### [What to do]
Collect each line of the entries that holds the string "目标任务".

### [Dataset entries]
-- start --

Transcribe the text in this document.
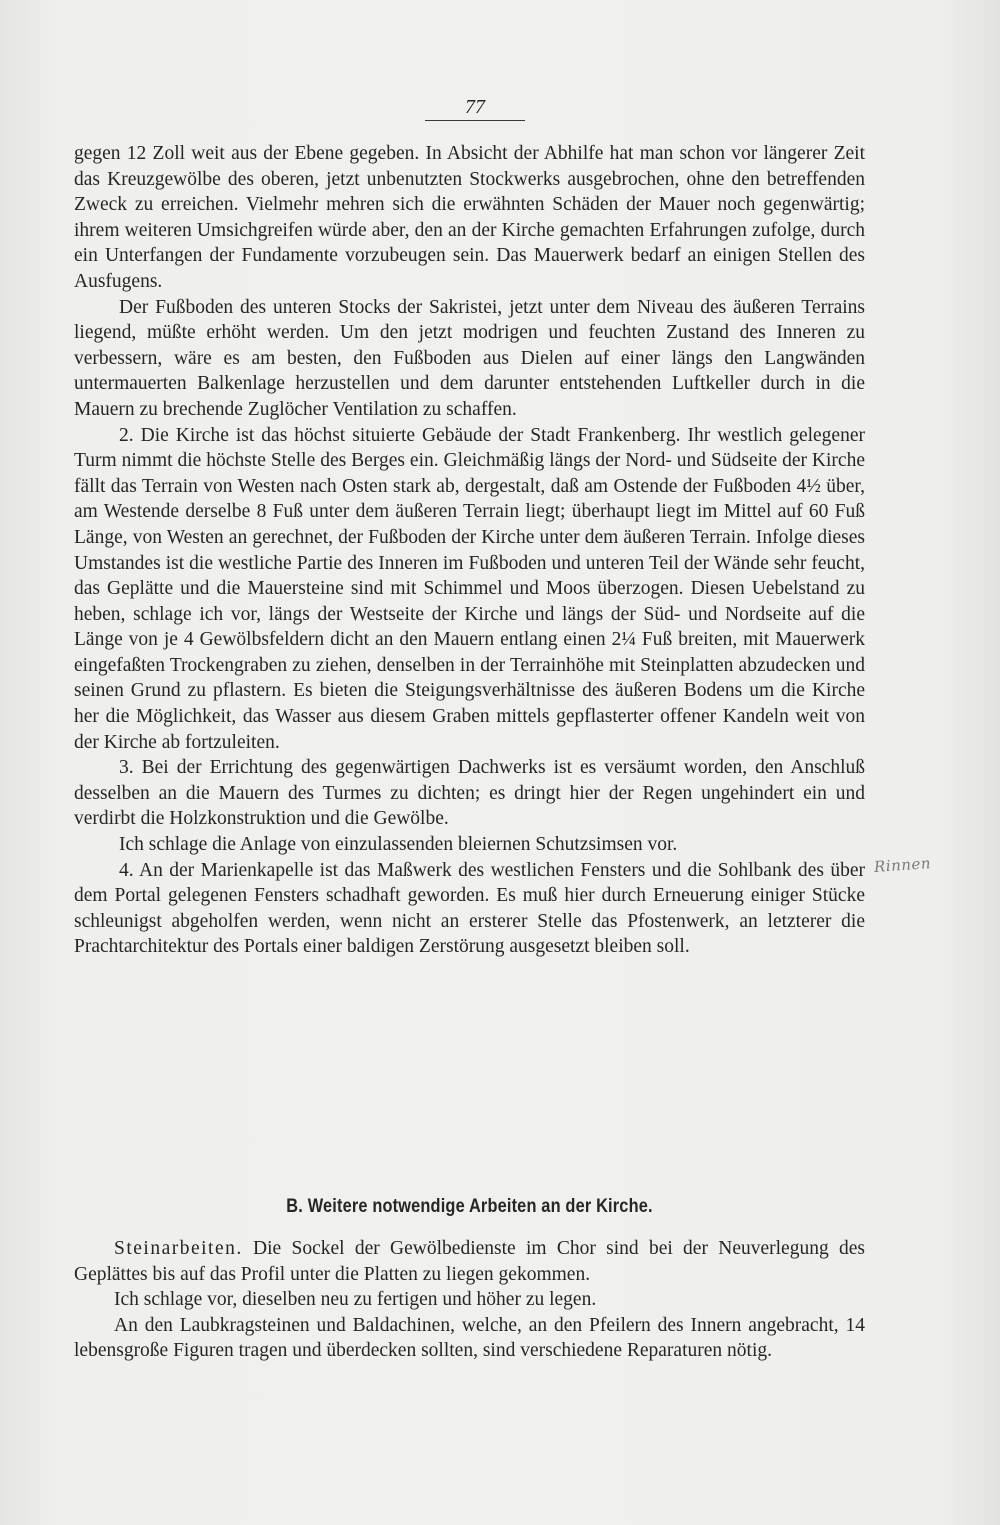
77

gegen 12 Zoll weit aus der Ebene gegeben. In Absicht der Abhilfe hat man schon vor längerer Zeit das Kreuzgewölbe des oberen, jetzt unbenutzten Stockwerks ausgebrochen, ohne den betreffenden Zweck zu erreichen. Vielmehr mehren sich die erwähnten Schäden der Mauer noch gegenwärtig; ihrem weiteren Umsichgreifen würde aber, den an der Kirche gemachten Erfahrungen zufolge, durch ein Unterfangen der Fundamente vorzubeugen sein. Das Mauerwerk bedarf an einigen Stellen des Ausfugens.

Der Fußboden des unteren Stocks der Sakristei, jetzt unter dem Niveau des äußeren Terrains liegend, müßte erhöht werden. Um den jetzt modrigen und feuchten Zustand des Inneren zu verbessern, wäre es am besten, den Fußboden aus Dielen auf einer längs den Langwänden untermauerten Balkenlage herzustellen und dem darunter entstehenden Luftkeller durch in die Mauern zu brechende Zuglöcher Ventilation zu schaffen.

2. Die Kirche ist das höchst situierte Gebäude der Stadt Frankenberg. Ihr westlich gelegener Turm nimmt die höchste Stelle des Berges ein. Gleichmäßig längs der Nord- und Südseite der Kirche fällt das Terrain von Westen nach Osten stark ab, dergestalt, daß am Ostende der Fußboden 4½ über, am Westende derselbe 8 Fuß unter dem äußeren Terrain liegt; überhaupt liegt im Mittel auf 60 Fuß Länge, von Westen an gerechnet, der Fußboden der Kirche unter dem äußeren Terrain. Infolge dieses Umstandes ist die westliche Partie des Inneren im Fußboden und unteren Teil der Wände sehr feucht, das Geplätte und die Mauersteine sind mit Schimmel und Moos überzogen. Diesen Uebelstand zu heben, schlage ich vor, längs der Westseite der Kirche und längs der Süd- und Nordseite auf die Länge von je 4 Gewölbsfeldern dicht an den Mauern entlang einen 2¼ Fuß breiten, mit Mauerwerk eingefaßten Trockengraben zu ziehen, denselben in der Terrainhöhe mit Steinplatten abzudecken und seinen Grund zu pflastern. Es bieten die Steigungsverhältnisse des äußeren Bodens um die Kirche her die Möglichkeit, das Wasser aus diesem Graben mittels gepflasterter offener Kandeln weit von der Kirche ab fortzuleiten.

3. Bei der Errichtung des gegenwärtigen Dachwerks ist es versäumt worden, den Anschluß desselben an die Mauern des Turmes zu dichten; es dringt hier der Regen ungehindert ein und verdirbt die Holzkonstruktion und die Gewölbe.

Ich schlage die Anlage von einzulassenden bleiernen Schutzsimsen vor.

4. An der Marienkapelle ist das Maßwerk des westlichen Fensters und die Sohlbank des über dem Portal gelegenen Fensters schadhaft geworden. Es muß hier durch Erneuerung einiger Stücke schleunigst abgeholfen werden, wenn nicht an ersterer Stelle das Pfostenwerk, an letzterer die Prachtarchitektur des Portals einer baldigen Zerstörung ausgesetzt bleiben soll.

Rinnen
B. Weitere notwendige Arbeiten an der Kirche.

Steinarbeiten. Die Sockel der Gewölbedienste im Chor sind bei der Neuverlegung des Geplättes bis auf das Profil unter die Platten zu liegen gekommen.

Ich schlage vor, dieselben neu zu fertigen und höher zu legen.

An den Laubkragsteinen und Baldachinen, welche, an den Pfeilern des Innern angebracht, 14 lebensgroße Figuren tragen und überdecken sollten, sind verschiedene Reparaturen nötig.
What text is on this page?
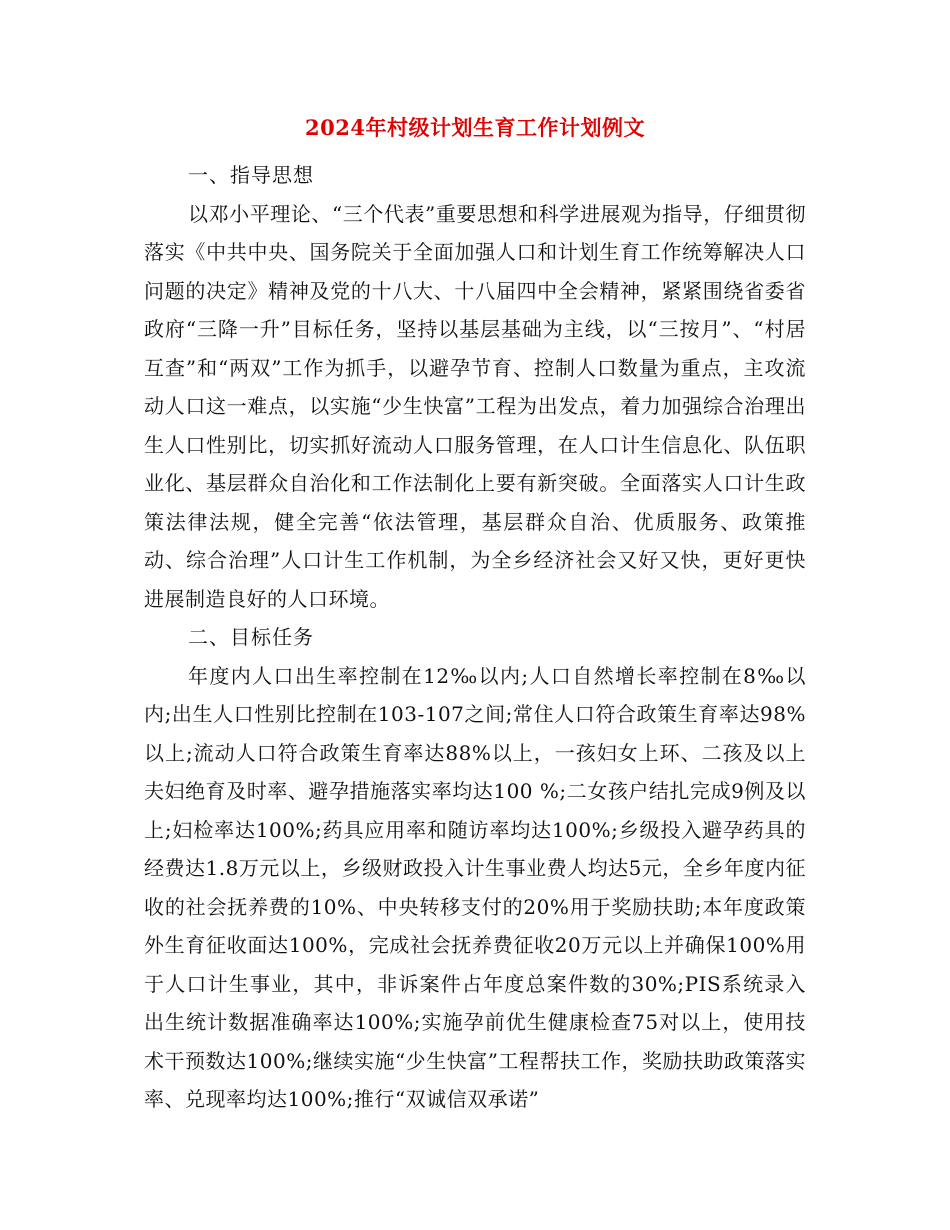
2024年村级计划生育工作计划例文

一、指导思想

以邓小平理论、“三个代表”重要思想和科学进展观为指导，仔细贯彻落实《中共中央、国务院关于全面加强人口和计划生育工作统筹解决人口问题的决定》精神及党的十八大、十八届四中全会精神，紧紧围绕省委省政府“三降一升”目标任务，坚持以基层基础为主线，以“三按月”、“村居互查”和“两双”工作为抓手，以避孕节育、控制人口数量为重点，主攻流动人口这一难点，以实施“少生快富”工程为出发点，着力加强综合治理出生人口性别比，切实抓好流动人口服务管理，在人口计生信息化、队伍职业化、基层群众自治化和工作法制化上要有新突破。全面落实人口计生政策法律法规，健全完善“依法管理，基层群众自治、优质服务、政策推动、综合治理”人口计生工作机制，为全乡经济社会又好又快，更好更快进展制造良好的人口环境。

二、目标任务

年度内人口出生率控制在12‰以内;人口自然增长率控制在8‰以内;出生人口性别比控制在103-107之间;常住人口符合政策生育率达98%以上;流动人口符合政策生育率达88%以上，一孩妇女上环、二孩及以上夫妇绝育及时率、避孕措施落实率均达100 %;二女孩户结扎完成9例及以上;妇检率达100%;药具应用率和随访率均达100%;乡级投入避孕药具的经费达1.8万元以上，乡级财政投入计生事业费人均达5元，全乡年度内征收的社会抚养费的10%、中央转移支付的20%用于奖励扶助;本年度政策外生育征收面达100%，完成社会抚养费征收20万元以上并确保100%用于人口计生事业，其中，非诉案件占年度总案件数的30%;PIS系统录入出生统计数据准确率达100%;实施孕前优生健康检查75对以上，使用技术干预数达100%;继续实施“少生快富”工程帮扶工作，奖励扶助政策落实率、兑现率均达100%;推行“双诚信双承诺”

-- end --

### [Problem solution]
以邓小平理论、“三个代表”重要思想和科学进展观为指导，仔细贯彻落实《中共中央、国务院关于全面加强人口和计划生育工作统筹解决人口问题的决定》精神及党的十八大、十八届四中全会精神，紧紧围绕省委省政府“三降一升”目标任务，坚持以基层基础为主线，以“三按月”、“村居互查”和“两双”工作为抓手，以避孕节育、控制人口数量为重点，主攻流动人口这一难点，以实施“少生快富”工程为出发点，着力加强综合治理出生人口性别比，切实抓好流动人口服务管理，在人口计生信息化、队伍职业化、基层群众自治化和工作法制化上要有新突破。全面落实人口计生政策法律法规，健全完善“依法管理，基层群众自治、优质服务、政策推动、综合治理”人口计生工作机制，为全乡经济社会又好又快，更好更快进展制造良好的人口环境。
二、目标任务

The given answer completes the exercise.